- Objective
Locate the lines of the listing below that hold "OMXSPI", then copy each of them.

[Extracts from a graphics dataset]
--------------------

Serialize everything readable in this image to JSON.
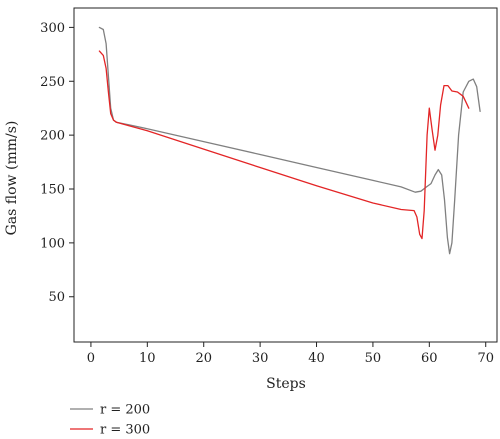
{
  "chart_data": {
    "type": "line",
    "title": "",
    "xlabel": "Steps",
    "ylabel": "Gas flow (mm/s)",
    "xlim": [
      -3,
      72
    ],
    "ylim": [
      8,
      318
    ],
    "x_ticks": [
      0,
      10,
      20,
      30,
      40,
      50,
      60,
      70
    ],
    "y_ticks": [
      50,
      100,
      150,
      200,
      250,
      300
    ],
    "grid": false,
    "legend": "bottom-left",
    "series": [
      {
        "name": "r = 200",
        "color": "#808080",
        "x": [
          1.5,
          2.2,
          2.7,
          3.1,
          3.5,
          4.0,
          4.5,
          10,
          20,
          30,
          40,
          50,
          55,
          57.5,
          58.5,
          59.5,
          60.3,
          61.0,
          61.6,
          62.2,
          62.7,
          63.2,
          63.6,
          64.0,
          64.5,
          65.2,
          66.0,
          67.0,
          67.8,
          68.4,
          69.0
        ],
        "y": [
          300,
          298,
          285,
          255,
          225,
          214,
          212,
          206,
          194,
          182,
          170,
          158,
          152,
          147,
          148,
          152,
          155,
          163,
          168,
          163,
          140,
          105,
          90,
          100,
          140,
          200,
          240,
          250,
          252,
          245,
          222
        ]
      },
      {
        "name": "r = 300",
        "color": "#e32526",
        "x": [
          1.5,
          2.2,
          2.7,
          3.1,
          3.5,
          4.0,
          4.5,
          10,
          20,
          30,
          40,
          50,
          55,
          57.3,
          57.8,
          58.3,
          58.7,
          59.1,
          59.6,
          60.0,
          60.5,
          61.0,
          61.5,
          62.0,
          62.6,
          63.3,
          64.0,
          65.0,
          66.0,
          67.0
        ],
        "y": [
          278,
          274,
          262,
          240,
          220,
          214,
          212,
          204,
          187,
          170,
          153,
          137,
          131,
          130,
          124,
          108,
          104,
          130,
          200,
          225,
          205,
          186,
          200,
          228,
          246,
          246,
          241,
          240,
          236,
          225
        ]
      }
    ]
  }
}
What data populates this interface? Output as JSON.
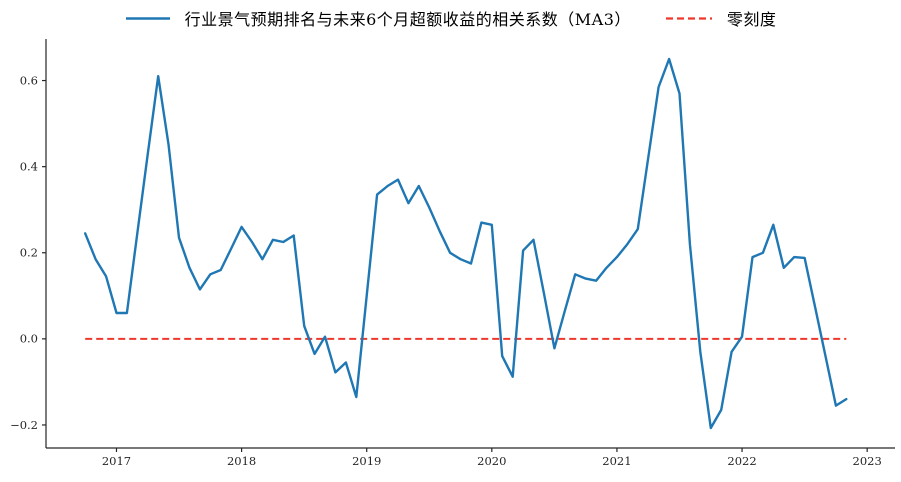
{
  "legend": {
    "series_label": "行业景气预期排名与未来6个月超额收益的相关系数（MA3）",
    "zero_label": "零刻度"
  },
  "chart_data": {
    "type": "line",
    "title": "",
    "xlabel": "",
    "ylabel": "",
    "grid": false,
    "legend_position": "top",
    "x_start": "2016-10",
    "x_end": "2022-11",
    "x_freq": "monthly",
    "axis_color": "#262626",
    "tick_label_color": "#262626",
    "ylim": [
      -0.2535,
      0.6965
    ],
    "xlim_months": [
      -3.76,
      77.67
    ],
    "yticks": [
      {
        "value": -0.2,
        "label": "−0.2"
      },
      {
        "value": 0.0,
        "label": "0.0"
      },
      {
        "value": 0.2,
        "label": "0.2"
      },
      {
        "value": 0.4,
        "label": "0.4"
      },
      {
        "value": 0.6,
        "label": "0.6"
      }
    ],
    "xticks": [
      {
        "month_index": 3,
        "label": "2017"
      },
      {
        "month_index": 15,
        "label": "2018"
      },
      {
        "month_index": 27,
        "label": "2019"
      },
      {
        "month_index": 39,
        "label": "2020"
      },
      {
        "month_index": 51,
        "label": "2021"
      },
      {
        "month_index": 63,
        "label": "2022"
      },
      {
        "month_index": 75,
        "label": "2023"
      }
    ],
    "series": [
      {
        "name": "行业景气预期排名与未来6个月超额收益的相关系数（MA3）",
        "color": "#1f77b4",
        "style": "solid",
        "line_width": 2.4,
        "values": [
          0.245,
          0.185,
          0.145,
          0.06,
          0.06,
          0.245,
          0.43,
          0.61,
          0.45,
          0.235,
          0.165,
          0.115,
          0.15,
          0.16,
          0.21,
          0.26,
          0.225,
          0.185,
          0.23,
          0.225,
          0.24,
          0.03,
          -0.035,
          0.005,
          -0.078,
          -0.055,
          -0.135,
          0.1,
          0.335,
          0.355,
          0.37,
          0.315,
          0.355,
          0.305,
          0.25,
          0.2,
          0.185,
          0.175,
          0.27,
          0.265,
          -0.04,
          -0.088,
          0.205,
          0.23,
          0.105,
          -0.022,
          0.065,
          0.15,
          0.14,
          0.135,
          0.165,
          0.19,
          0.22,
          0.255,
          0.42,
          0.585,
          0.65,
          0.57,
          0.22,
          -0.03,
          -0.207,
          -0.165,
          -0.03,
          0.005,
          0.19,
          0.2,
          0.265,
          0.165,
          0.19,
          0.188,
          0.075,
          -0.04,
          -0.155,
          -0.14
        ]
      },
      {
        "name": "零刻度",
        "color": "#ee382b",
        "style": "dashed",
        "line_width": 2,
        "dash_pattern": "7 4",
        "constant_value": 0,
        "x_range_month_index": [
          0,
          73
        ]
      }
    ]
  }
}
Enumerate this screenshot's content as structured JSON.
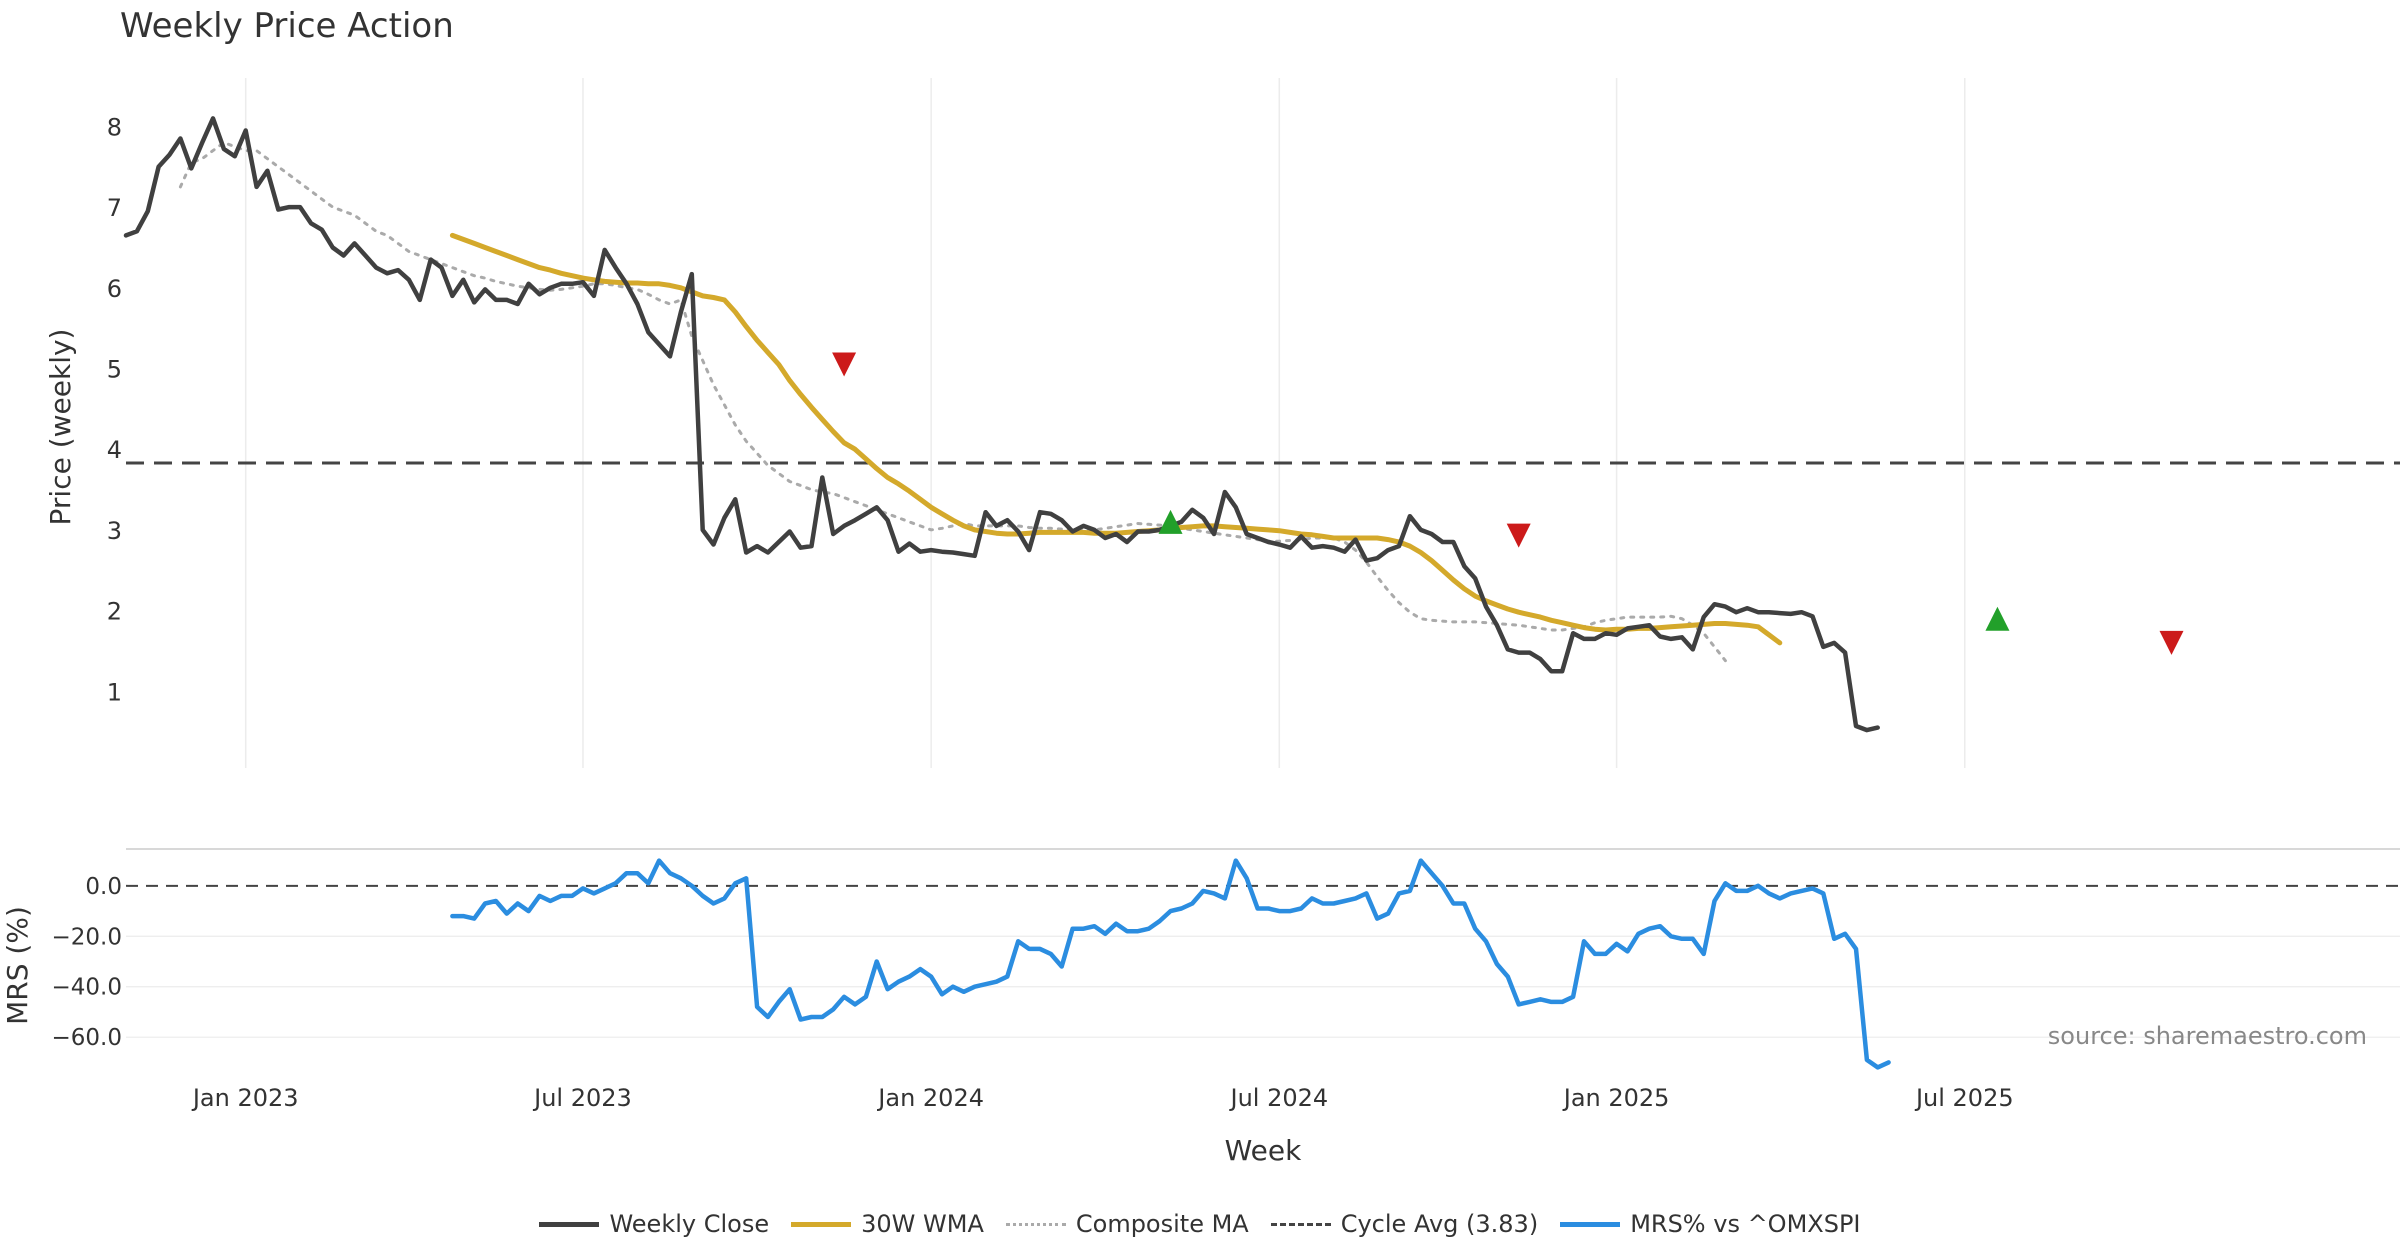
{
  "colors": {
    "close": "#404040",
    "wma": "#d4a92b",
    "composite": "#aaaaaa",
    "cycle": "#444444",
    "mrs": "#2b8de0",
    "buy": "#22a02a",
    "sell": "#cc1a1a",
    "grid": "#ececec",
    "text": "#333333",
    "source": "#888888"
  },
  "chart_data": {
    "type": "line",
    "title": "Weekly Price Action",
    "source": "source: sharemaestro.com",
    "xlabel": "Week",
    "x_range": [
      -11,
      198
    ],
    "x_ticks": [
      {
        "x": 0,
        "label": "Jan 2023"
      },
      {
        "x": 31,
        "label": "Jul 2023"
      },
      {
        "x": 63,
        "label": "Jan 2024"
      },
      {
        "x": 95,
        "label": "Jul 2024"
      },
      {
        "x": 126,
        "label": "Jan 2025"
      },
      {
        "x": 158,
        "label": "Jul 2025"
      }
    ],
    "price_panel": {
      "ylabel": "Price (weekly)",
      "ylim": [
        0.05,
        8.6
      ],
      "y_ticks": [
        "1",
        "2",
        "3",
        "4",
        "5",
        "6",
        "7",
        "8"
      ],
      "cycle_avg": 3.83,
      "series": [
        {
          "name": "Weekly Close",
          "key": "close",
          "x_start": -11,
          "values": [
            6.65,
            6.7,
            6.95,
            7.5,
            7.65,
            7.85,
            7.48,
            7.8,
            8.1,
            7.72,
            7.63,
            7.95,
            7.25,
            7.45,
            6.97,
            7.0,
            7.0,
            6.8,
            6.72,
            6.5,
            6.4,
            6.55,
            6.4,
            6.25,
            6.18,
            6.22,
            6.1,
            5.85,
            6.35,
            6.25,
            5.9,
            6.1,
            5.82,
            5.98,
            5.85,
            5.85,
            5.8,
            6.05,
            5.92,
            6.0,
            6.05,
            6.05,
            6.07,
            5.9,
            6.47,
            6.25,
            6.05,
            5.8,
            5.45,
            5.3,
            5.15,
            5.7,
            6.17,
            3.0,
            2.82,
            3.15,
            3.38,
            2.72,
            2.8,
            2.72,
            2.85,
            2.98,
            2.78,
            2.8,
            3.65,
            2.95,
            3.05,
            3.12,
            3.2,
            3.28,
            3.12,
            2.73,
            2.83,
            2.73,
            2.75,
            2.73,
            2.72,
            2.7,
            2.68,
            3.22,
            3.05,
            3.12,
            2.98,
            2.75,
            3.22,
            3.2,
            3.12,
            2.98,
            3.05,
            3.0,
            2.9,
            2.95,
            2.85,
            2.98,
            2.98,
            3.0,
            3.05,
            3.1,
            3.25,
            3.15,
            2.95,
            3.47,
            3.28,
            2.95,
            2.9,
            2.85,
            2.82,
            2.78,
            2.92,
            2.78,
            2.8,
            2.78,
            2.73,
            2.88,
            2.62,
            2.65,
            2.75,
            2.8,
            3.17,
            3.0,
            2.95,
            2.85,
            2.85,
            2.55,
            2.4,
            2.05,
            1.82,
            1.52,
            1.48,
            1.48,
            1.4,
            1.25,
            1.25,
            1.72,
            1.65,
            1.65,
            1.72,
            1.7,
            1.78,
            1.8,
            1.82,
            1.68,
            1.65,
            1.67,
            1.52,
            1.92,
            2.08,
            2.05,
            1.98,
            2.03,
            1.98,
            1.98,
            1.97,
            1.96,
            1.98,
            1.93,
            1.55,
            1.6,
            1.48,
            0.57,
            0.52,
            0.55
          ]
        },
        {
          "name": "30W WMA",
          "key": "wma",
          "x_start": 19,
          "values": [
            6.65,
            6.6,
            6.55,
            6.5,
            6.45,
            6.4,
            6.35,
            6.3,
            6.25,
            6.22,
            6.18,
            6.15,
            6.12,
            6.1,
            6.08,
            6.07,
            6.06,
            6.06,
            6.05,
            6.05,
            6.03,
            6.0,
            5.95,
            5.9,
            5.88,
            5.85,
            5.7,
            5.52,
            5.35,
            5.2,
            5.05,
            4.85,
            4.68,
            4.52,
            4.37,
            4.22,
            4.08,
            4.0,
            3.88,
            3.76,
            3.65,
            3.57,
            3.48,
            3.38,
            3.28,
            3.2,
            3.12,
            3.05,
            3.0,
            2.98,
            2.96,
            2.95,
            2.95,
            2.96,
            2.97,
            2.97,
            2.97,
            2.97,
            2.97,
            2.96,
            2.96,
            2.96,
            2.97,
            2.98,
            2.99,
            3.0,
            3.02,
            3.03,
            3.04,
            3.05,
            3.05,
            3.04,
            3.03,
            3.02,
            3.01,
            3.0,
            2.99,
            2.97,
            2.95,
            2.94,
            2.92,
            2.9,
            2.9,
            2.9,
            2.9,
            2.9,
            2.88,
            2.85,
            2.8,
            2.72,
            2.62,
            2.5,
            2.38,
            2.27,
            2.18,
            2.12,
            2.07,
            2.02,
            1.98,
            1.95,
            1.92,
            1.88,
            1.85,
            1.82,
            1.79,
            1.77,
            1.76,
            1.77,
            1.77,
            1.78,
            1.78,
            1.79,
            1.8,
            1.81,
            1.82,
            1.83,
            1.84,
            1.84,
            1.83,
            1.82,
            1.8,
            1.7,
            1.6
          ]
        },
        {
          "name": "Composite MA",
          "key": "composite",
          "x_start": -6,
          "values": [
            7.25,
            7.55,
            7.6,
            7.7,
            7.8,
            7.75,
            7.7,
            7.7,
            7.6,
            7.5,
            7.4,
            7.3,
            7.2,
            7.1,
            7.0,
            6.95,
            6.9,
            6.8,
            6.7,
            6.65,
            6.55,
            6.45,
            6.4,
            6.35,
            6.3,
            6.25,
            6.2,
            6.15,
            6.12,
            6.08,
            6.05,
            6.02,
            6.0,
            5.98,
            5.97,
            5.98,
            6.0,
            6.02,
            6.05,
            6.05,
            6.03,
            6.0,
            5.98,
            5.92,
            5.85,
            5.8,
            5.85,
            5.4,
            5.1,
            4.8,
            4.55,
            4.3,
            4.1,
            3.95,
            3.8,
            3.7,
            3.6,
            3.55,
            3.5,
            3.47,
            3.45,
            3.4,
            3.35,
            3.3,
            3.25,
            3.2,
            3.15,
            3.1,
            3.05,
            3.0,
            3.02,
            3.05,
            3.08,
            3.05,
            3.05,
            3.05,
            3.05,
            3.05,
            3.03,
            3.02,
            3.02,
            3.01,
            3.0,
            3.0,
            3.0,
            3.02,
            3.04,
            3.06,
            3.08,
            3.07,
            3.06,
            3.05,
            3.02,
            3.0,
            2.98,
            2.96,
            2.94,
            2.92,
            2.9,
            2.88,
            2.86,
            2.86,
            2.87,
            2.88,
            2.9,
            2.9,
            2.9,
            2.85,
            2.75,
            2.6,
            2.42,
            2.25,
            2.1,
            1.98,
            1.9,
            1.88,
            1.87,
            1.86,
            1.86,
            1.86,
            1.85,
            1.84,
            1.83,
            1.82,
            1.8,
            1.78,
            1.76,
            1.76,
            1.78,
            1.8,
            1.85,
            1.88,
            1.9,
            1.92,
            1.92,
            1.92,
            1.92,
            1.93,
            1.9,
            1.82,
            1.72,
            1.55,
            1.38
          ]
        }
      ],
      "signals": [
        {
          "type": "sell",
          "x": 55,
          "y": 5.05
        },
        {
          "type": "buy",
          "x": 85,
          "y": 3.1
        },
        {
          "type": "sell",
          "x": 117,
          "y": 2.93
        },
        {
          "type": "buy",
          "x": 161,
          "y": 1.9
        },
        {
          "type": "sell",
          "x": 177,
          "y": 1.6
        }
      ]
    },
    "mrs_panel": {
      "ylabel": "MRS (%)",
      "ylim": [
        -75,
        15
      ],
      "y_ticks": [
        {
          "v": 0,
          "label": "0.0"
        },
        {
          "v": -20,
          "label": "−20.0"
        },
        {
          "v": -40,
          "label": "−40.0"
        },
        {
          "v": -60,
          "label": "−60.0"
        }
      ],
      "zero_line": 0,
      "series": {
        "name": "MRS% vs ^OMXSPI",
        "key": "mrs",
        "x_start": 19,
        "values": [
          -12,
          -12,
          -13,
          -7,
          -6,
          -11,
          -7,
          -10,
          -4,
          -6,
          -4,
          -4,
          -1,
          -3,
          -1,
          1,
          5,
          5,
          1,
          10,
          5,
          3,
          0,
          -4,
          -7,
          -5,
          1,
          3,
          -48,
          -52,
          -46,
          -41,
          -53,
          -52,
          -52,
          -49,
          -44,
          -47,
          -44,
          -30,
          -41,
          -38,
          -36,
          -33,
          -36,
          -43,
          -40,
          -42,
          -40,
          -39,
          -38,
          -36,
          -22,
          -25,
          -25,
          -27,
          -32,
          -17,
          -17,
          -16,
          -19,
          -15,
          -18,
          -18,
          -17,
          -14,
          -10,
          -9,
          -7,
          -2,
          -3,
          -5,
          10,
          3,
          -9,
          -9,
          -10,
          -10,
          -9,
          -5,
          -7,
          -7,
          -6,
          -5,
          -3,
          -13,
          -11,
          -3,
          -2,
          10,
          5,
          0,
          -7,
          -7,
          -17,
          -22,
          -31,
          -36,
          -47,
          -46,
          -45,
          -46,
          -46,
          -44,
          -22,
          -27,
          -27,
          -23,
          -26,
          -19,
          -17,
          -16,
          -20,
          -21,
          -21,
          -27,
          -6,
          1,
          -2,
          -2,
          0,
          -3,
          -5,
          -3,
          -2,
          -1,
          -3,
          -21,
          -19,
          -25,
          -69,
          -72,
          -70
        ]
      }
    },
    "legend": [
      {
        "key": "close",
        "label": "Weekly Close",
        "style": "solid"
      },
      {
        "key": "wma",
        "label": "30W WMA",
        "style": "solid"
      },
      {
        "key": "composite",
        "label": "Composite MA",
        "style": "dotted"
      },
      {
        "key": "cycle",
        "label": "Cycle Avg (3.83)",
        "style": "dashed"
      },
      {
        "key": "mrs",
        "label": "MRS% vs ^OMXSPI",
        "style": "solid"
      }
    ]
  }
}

--------------------

- In response
        "name": "MRS% vs ^OMXSPI",
        "label": "MRS% vs ^OMXSPI",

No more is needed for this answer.